Directions
Only a number is wanted. Count the lines holding the string "časové".

[Source records]

*****

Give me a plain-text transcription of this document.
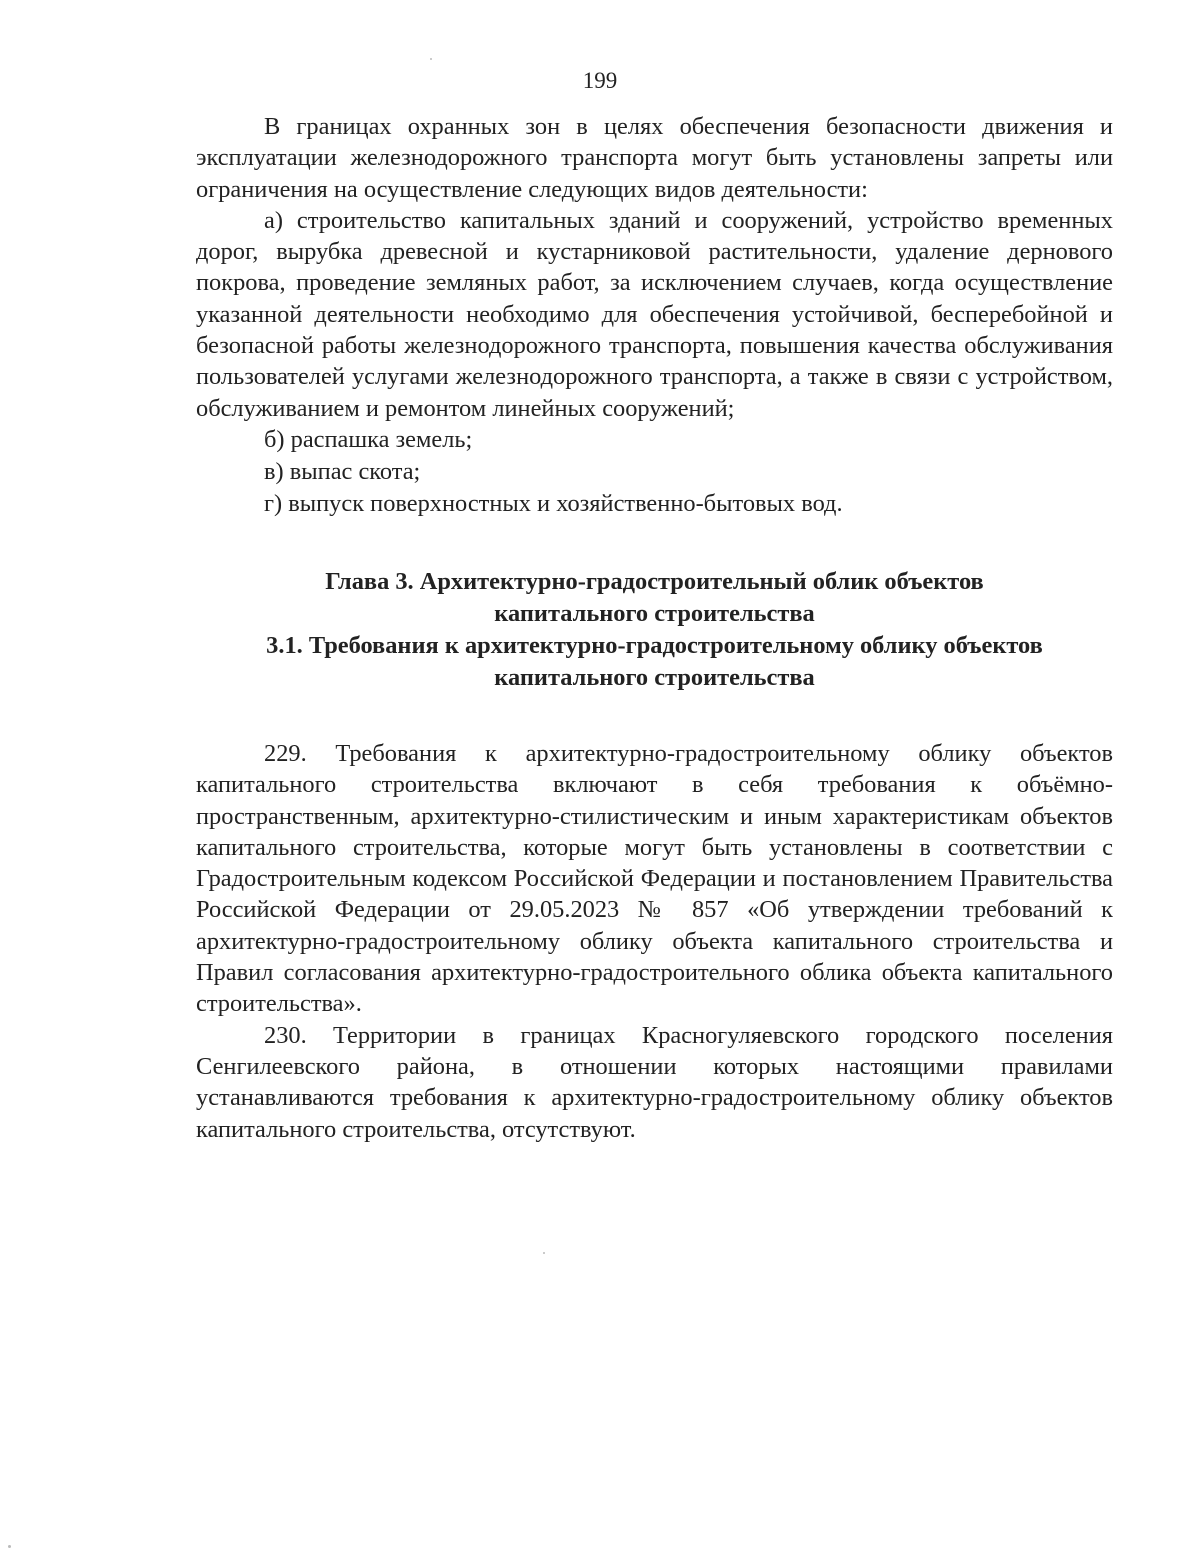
199

В границах охранных зон в целях обеспечения безопасности движения и эксплуатации железнодорожного транспорта могут быть установлены запреты или ограничения на осуществление следующих видов деятельности:

а) строительство капитальных зданий и сооружений, устройство временных дорог, вырубка древесной и кустарниковой растительности, удаление дернового покрова, проведение земляных работ, за исключением случаев, когда осуществление указанной деятельности необходимо для обеспечения устойчивой, бесперебойной и безопасной работы железнодорожного транспорта, повышения качества обслуживания пользователей услугами железнодорожного транспорта, а также в связи с устройством, обслуживанием и ремонтом линейных сооружений;

б) распашка земель;

в) выпас скота;

г) выпуск поверхностных и хозяйственно-бытовых вод.

Глава 3. Архитектурно-градостроительный облик объектов
капитального строительства
3.1. Требования к архитектурно-градостроительному облику объектов
капитального строительства

229. Требования к архитектурно-градостроительному облику объектов капитального строительства включают в себя требования к объёмно-пространственным, архитектурно-стилистическим и иным характеристикам объектов капитального строительства, которые могут быть установлены в соответствии с Градостроительным кодексом Российской Федерации и постановлением Правительства Российской Федерации от 29.05.2023 № 857 «Об утверждении требований к архитектурно-градостроительному облику объекта капитального строительства и Правил согласования архитектурно-градостроительного облика объекта капитального строительства».

230. Территории в границах Красногуляевского городского поселения Сенгилеевского района, в отношении которых настоящими правилами устанавливаются требования к архитектурно-градостроительному облику объектов капитального строительства, отсутствуют.
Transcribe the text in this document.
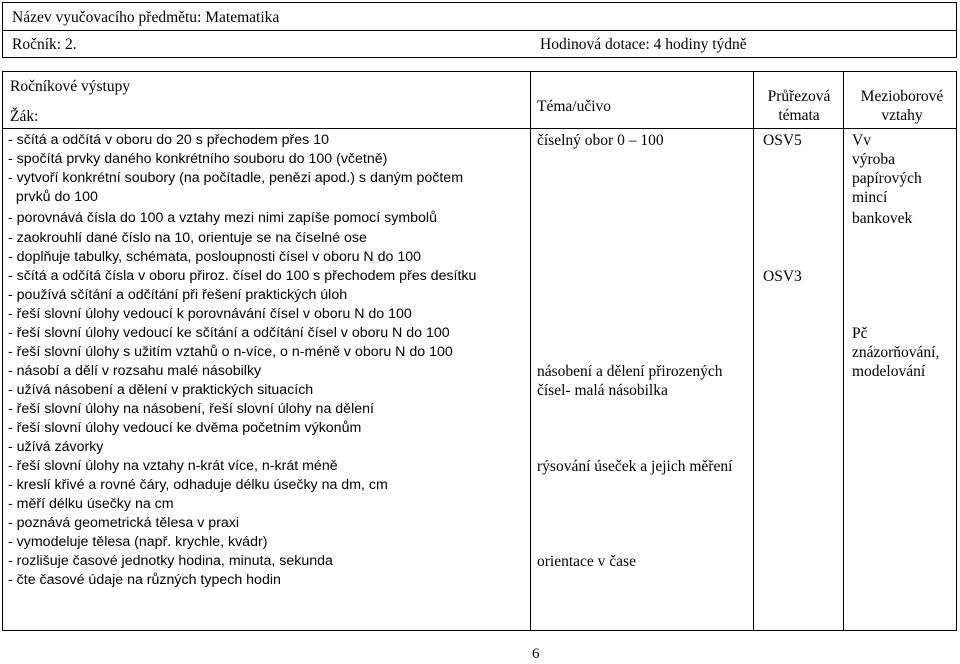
Název vyučovacího předmětu: Matematika
Ročník: 2.	Hodinová dotace: 4 hodiny týdně
Ročníkové výstupy
Žák:
Téma/učivo
Průřezová
témata
Mezioborové
vztahy
- sčítá a odčítá v oboru do 20 s přechodem přes 10
- spočítá prvky daného konkrétního souboru do 100 (včetně)
- vytvoří konkrétní soubory (na počítadle, penězi apod.) s daným počtem
prvků do 100
- porovnává čísla do 100 a vztahy mezi nimi zapíše pomocí symbolů
- zaokrouhlí dané číslo na 10, orientuje se na číselné ose
- doplňuje tabulky, schémata, posloupnosti čísel v oboru N do 100
- sčítá a odčítá čísla v oboru přiroz. čísel do 100 s přechodem přes desítku
- používá sčítání a odčítání při řešení praktických úloh
- řeší slovní úlohy vedoucí k porovnávání čísel v oboru N do 100
- řeší slovní úlohy vedoucí ke sčítání a odčítání čísel v oboru N do 100
- řeší slovní úlohy s užitím vztahů o n-více, o n-méně v oboru N do 100
- násobí a dělí v rozsahu malé násobilky
- užívá násobení a dělení v praktických situacích
- řeší slovní úlohy na násobení, řeší slovní úlohy na dělení
- řeší slovní úlohy vedoucí ke dvěma početním výkonům
- užívá závorky
- řeší slovní úlohy na vztahy n-krát více, n-krát méně
- kreslí křivé a rovné čáry, odhaduje délku úsečky na dm, cm
- měří délku úsečky na cm
- poznává geometrická tělesa v praxi
- vymodeluje tělesa (např. krychle, kvádr)
- rozlišuje časové jednotky hodina, minuta, sekunda
- čte časové údaje na různých typech hodin
číselný obor 0 – 100
násobení a dělení přirozených
čísel- malá násobilka
rýsování úseček a jejich měření
orientace v čase
OSV5
OSV3
Vv
výroba
papírových
mincí
bankovek
Pč
znázorňování,
modelování
6
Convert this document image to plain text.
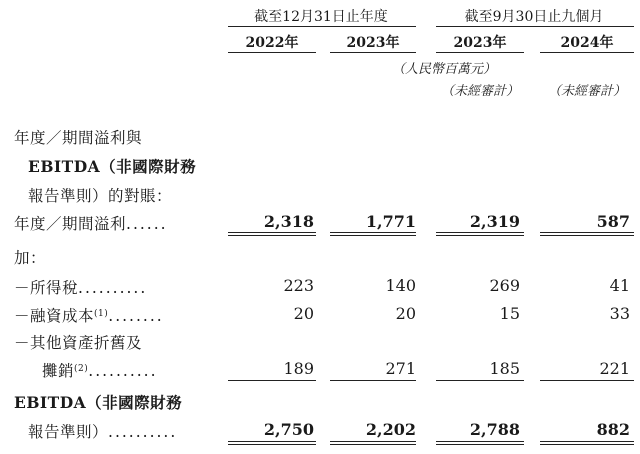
截至12月31日止年度	截至9月30日止九個月
2022年	2023年	2023年	2024年
（人民幣百萬元）
（未經審計）	（未經審計）
年度／期間溢利與
EBITDA（非國際財務
報告準則）的對賬：
年度／期間溢利......	2,318	1,771	2,319	587
加：
－所得稅..........	223	140	269	41
－融資成本$^{(1)}$........	20	20	15	33
－其他資產折舊及
攤銷$^{(2)}$..........	189	271	185	221
EBITDA（非國際財務
報告準則）..........	2,750	2,202	2,788	882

*****

Complete output
2